Stored data
****

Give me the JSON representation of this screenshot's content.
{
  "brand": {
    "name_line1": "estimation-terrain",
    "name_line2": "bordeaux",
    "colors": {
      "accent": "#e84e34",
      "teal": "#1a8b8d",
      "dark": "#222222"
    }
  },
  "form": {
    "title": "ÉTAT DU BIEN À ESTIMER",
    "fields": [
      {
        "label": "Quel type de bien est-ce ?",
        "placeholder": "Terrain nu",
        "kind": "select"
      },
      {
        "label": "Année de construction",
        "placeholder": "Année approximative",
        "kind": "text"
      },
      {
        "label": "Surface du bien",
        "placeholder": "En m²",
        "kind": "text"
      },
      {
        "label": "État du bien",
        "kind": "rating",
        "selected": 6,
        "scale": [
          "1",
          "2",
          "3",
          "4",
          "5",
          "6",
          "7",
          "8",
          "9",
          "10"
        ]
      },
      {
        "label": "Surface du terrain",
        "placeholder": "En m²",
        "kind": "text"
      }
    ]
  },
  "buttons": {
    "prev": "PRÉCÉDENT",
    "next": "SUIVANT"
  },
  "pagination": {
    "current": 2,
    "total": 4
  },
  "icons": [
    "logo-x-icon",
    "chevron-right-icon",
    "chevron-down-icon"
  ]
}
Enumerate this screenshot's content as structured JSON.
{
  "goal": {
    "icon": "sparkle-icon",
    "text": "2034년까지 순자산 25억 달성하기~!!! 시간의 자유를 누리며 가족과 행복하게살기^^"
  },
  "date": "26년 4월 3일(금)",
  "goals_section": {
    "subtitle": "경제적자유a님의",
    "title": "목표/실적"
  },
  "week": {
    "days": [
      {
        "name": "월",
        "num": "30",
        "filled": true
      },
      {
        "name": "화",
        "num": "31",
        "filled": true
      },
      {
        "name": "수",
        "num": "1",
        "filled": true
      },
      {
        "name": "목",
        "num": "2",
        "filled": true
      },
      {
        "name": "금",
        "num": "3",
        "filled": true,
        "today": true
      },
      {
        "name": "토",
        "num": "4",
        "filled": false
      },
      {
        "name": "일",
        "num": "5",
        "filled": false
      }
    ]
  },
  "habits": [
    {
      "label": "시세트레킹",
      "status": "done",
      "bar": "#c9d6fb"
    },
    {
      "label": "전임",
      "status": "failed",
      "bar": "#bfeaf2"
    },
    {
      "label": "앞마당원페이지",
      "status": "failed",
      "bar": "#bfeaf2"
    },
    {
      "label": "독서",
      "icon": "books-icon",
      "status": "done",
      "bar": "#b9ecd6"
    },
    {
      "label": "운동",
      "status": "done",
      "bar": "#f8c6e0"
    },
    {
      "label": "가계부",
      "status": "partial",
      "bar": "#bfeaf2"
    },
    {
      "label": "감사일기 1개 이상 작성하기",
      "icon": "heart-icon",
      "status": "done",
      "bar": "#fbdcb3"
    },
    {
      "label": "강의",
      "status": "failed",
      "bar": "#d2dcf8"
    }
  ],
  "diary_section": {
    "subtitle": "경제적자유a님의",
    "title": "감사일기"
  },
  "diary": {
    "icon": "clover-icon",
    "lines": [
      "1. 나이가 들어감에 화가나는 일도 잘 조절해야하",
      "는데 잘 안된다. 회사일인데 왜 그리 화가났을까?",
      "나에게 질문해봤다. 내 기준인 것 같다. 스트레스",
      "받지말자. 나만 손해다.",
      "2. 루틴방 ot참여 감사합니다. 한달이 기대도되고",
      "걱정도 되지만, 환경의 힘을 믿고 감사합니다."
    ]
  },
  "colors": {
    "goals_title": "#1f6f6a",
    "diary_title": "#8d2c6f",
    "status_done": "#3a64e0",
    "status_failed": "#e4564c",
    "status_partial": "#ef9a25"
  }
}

****

Work to do>
Tally the lines in the records above that contain the word "screenshot", and give only that number.

The solution>
2